** Written problem **
Report every line in the listing that contains the string "visualizzato".

__________________________________________________

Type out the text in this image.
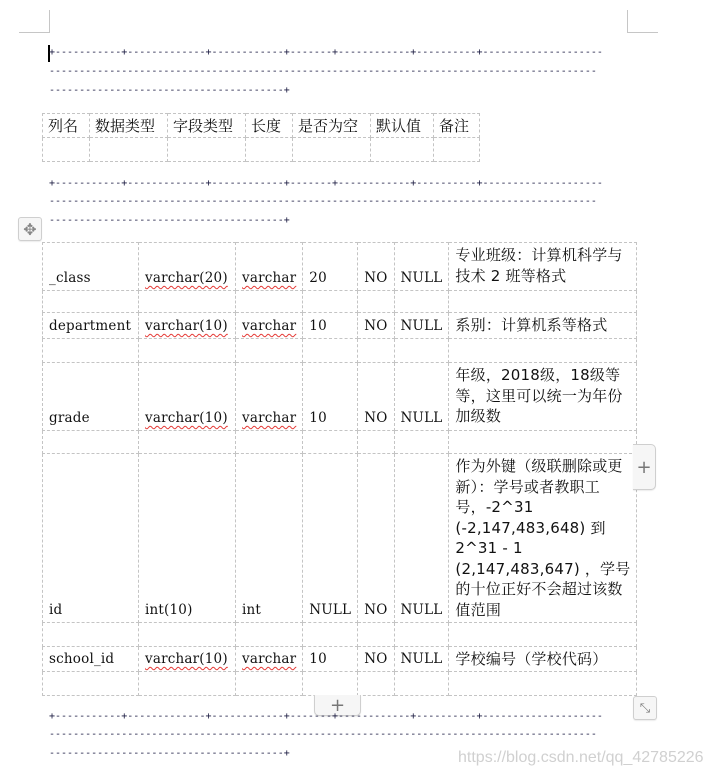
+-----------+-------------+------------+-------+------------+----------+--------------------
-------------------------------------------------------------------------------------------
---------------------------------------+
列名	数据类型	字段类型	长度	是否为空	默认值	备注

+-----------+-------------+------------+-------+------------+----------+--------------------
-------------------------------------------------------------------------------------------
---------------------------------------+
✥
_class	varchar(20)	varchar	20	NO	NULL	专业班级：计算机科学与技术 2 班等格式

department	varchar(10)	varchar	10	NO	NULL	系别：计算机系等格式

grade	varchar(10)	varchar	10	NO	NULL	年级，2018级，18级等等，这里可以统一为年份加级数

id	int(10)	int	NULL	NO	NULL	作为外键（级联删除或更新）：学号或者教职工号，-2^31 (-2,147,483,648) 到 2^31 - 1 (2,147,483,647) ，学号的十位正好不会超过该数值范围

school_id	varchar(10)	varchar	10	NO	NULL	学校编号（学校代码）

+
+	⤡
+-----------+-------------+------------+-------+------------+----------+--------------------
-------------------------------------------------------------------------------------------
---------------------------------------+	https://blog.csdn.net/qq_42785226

__________________________________________________

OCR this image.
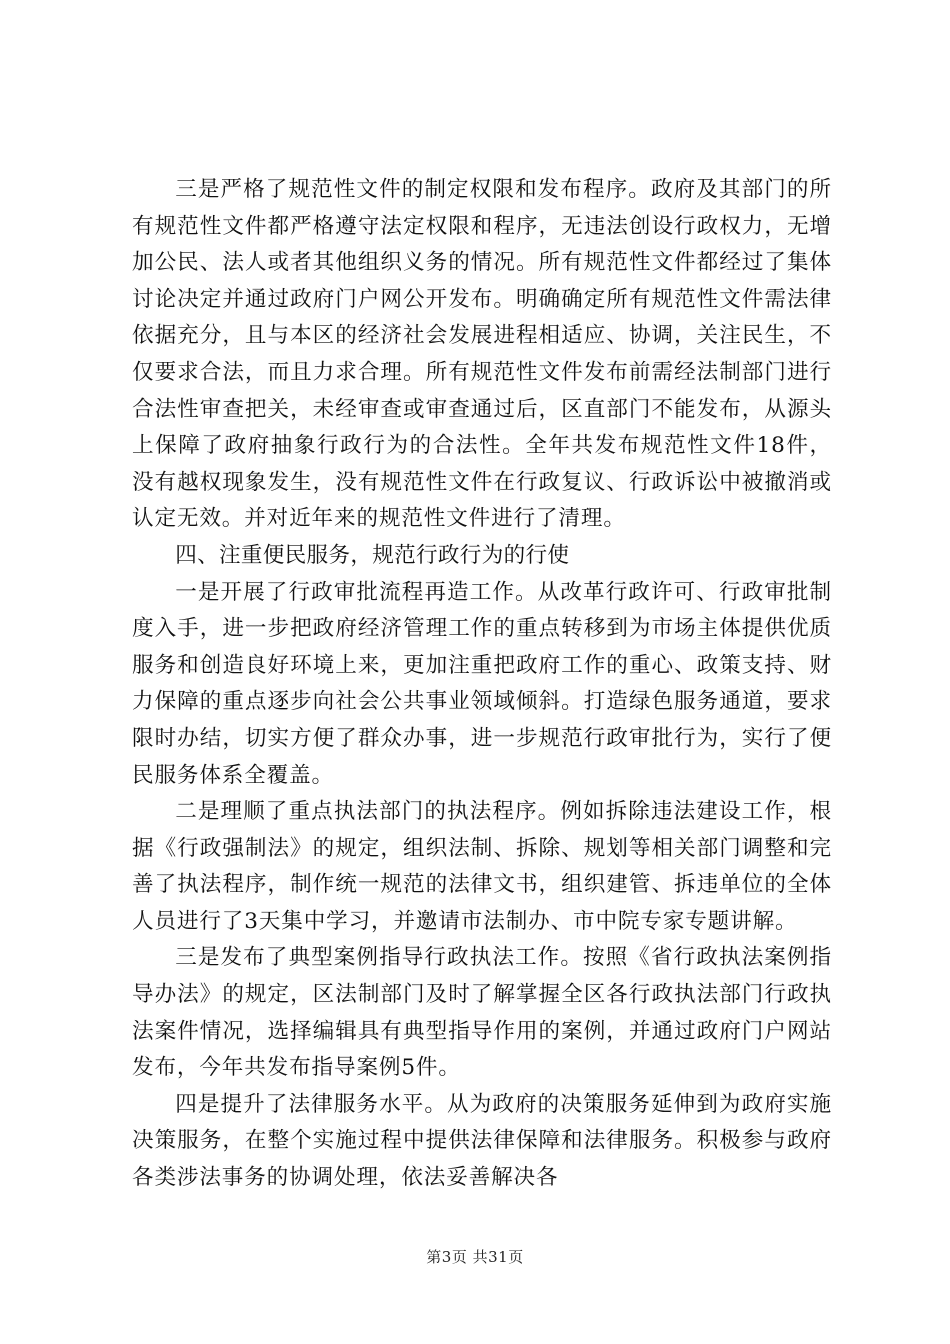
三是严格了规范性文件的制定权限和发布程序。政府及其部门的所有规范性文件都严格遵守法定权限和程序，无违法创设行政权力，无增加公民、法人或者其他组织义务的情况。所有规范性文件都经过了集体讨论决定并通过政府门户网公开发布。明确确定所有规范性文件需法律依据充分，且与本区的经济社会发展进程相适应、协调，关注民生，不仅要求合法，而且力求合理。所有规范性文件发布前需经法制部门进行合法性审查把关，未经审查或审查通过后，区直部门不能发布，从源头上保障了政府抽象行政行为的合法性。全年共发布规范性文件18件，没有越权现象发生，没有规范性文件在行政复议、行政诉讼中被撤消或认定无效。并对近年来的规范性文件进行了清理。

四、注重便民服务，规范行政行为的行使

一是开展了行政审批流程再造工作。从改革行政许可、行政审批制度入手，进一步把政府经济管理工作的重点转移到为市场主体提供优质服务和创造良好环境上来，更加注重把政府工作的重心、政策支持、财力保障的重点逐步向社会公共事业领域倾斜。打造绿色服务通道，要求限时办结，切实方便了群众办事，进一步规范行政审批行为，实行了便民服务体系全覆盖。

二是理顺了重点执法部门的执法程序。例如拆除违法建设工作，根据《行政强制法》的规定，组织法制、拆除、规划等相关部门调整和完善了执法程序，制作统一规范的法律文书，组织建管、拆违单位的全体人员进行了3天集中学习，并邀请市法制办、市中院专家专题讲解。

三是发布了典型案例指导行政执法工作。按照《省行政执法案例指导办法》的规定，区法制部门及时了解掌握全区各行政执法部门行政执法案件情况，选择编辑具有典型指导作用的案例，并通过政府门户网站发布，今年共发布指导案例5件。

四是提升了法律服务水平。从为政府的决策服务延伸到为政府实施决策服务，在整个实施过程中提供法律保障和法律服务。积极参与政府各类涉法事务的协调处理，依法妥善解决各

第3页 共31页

__________________________________________________

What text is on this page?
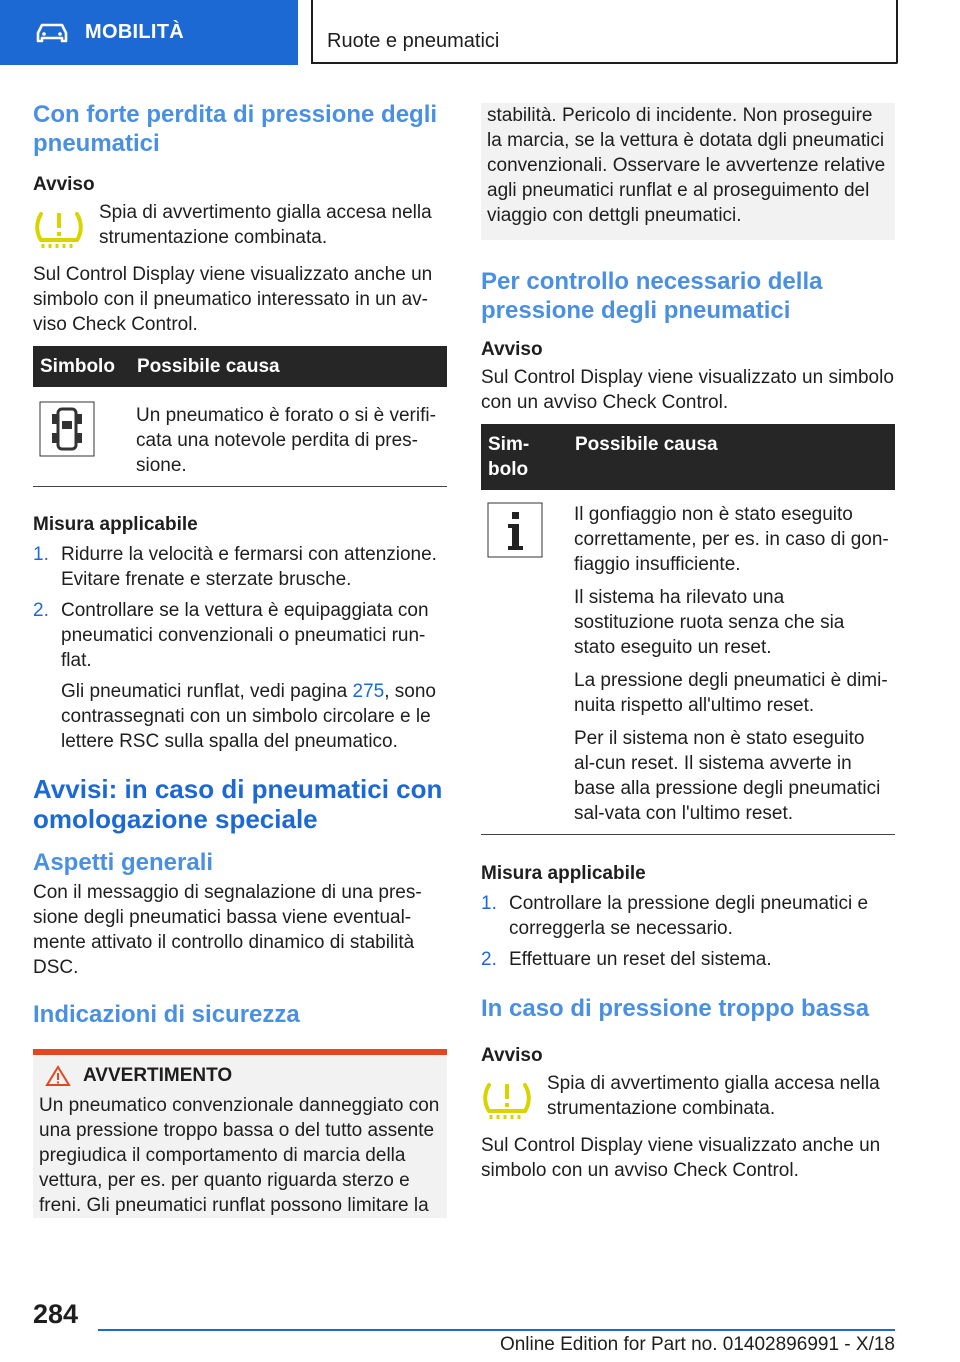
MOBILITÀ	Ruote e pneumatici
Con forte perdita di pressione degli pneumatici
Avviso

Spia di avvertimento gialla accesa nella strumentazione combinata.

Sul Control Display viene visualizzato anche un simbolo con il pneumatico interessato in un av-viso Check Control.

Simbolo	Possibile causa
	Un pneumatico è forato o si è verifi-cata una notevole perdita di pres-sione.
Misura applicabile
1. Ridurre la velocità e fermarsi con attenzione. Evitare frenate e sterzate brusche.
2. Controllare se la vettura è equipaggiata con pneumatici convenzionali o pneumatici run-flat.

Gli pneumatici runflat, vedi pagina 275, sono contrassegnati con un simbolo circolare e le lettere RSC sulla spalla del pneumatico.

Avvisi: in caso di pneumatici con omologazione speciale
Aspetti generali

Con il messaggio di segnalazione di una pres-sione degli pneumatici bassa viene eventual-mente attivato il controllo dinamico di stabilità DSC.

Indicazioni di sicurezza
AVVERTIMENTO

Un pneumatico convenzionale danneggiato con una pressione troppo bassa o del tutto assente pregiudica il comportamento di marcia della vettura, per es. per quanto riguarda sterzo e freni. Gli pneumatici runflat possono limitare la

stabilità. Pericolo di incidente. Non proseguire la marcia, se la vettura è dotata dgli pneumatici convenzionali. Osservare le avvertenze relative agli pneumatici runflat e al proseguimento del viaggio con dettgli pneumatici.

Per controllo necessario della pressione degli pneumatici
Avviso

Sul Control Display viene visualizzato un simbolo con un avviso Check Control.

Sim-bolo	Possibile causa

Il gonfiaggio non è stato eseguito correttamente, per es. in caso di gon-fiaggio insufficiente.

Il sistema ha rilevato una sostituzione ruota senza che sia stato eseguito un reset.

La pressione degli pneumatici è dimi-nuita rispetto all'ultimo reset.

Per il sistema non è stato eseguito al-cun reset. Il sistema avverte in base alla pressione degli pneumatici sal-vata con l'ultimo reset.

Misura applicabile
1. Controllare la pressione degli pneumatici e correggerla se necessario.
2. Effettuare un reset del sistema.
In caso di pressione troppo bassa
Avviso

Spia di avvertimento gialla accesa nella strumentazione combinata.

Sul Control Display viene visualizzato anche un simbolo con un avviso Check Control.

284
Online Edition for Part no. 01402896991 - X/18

__________________________________________________

** Result **
Sul Control Display viene visualizzato anche un simbolo con il pneumatico interessato in un av-viso Check Control.
Sul Control Display viene visualizzato un simbolo con un avviso Check Control.
Sul Control Display viene visualizzato anche un simbolo con un avviso Check Control.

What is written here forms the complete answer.